== Texte fourni ==
Il faut trois qualités principales pour être gardien de refuge : la polyvalence, la résistance physique et la passion.
LA RESTAURATION
MM : « Ce qui compte, ce sont les sourires de nos clients. Or le sourire passe par l’estomac, c’est bien connu ! Le refuge des Cosmiques étant facilement accessible par le téléphérique de l’Aiguille du Midi, nous souhaiterions qu’à terme, certains visiteurs se déplacent pour la promesse d’un repas unique dans un cadre hors du commun. L’approvisionnement se fait par hélicoptère, 1 fois par semaine, avec des produits frais, viandes, fromages et légumineuses provenant de la coopérative du Val d’Arly ou de magasins bio en vallée. Nous souhaitons offrir bientôt un voyage gustatif à l’alpiniste, en adossant une dimension épicurienne à celle contemplative qui le mène jusqu’à nous. Pour cela, nous proposons des plats originaux, parfois issus d’associations audacieuses, particulièrement sur l’aspect sucré-salé. Par exemple – à la suite d’une pénurie d’ingrédients qui m’a obligé à improviser avec ce dont je disposais – j’ai élaboré une spécialité qui porte désormais mon surnom : Marcuisette. Brièvement, il s’agit d’un bœuf bourguignon mais revisité façon thaï, avec des épices, de la citronnelle, du gingembre, du sésame et des carottes découpées en bâtonnets. Un délice ! Et ce n’est pas moi qui le dit ! (Rires) »

== Extrait des données ==

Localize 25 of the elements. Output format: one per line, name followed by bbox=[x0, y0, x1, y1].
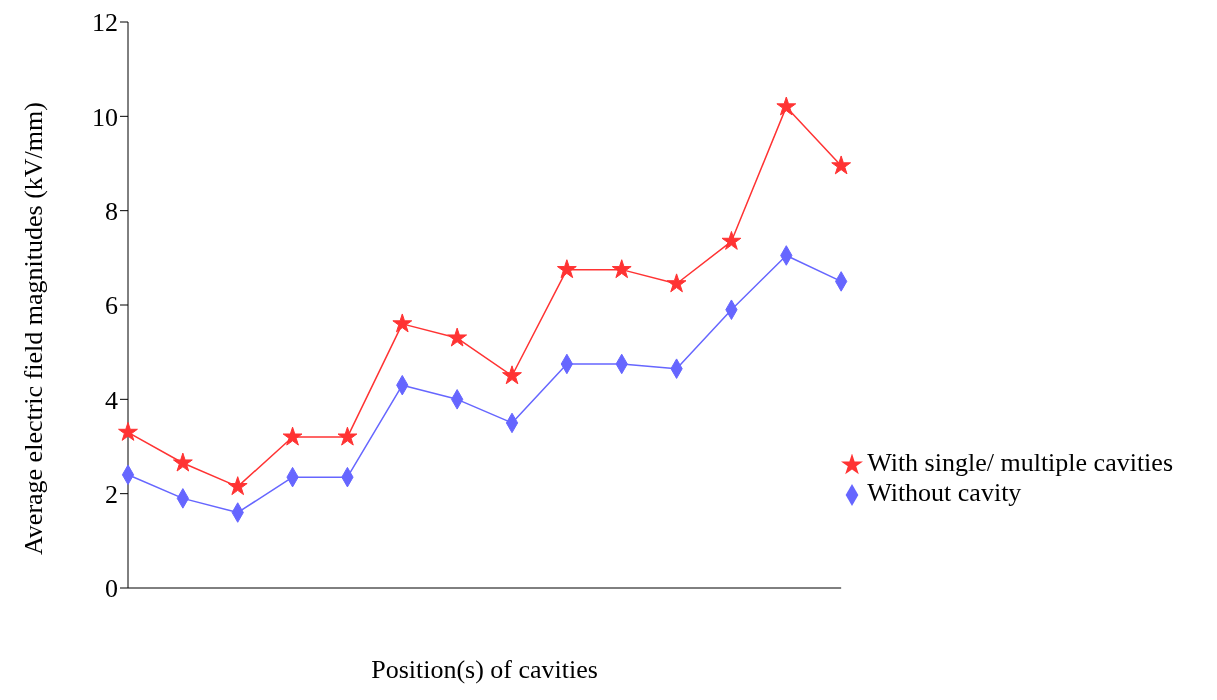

== Exercice proposé ==
Recopiez intégralement le texte fourni sur le refuge des Cosmiques, mot pour mot.

== Réponse attendue ==
Il faut trois qualités principales pour être gardien de refuge : la polyvalence, la résistance physique et la passion.
LA RESTAURATION
MM : « Ce qui compte, ce sont les sourires de nos clients. Or le sourire passe par l’estomac, c’est bien connu ! Le refuge des Cosmiques étant facilement accessible par le téléphérique de l’Aiguille du Midi, nous souhaiterions qu’à terme, certains visiteurs se déplacent pour la promesse d’un repas unique dans un cadre hors du commun. L’approvisionnement se fait par hélicoptère, 1 fois par semaine, avec des produits frais, viandes, fromages et légumineuses provenant de la coopérative du Val d’Arly ou de magasins bio en vallée. Nous souhaitons offrir bientôt un voyage gustatif à l’alpiniste, en adossant une dimension épicurienne à celle contemplative qui le mène jusqu’à nous. Pour cela, nous proposons des plats originaux, parfois issus d’associations audacieuses, particulièrement sur l’aspect sucré-salé. Par exemple – à la suite d’une pénurie d’ingrédients qui m’a obligé à improviser avec ce dont je disposais – j’ai élaboré une spécialité qui porte désormais mon surnom : Marcuisette. Brièvement, il s’agit d’un bœuf bourguignon mais revisité façon thaï, avec des épices, de la citronnelle, du gingembre, du sésame et des carottes découpées en bâtonnets. Un délice ! Et ce n’est pas moi qui le dit ! (Rires) »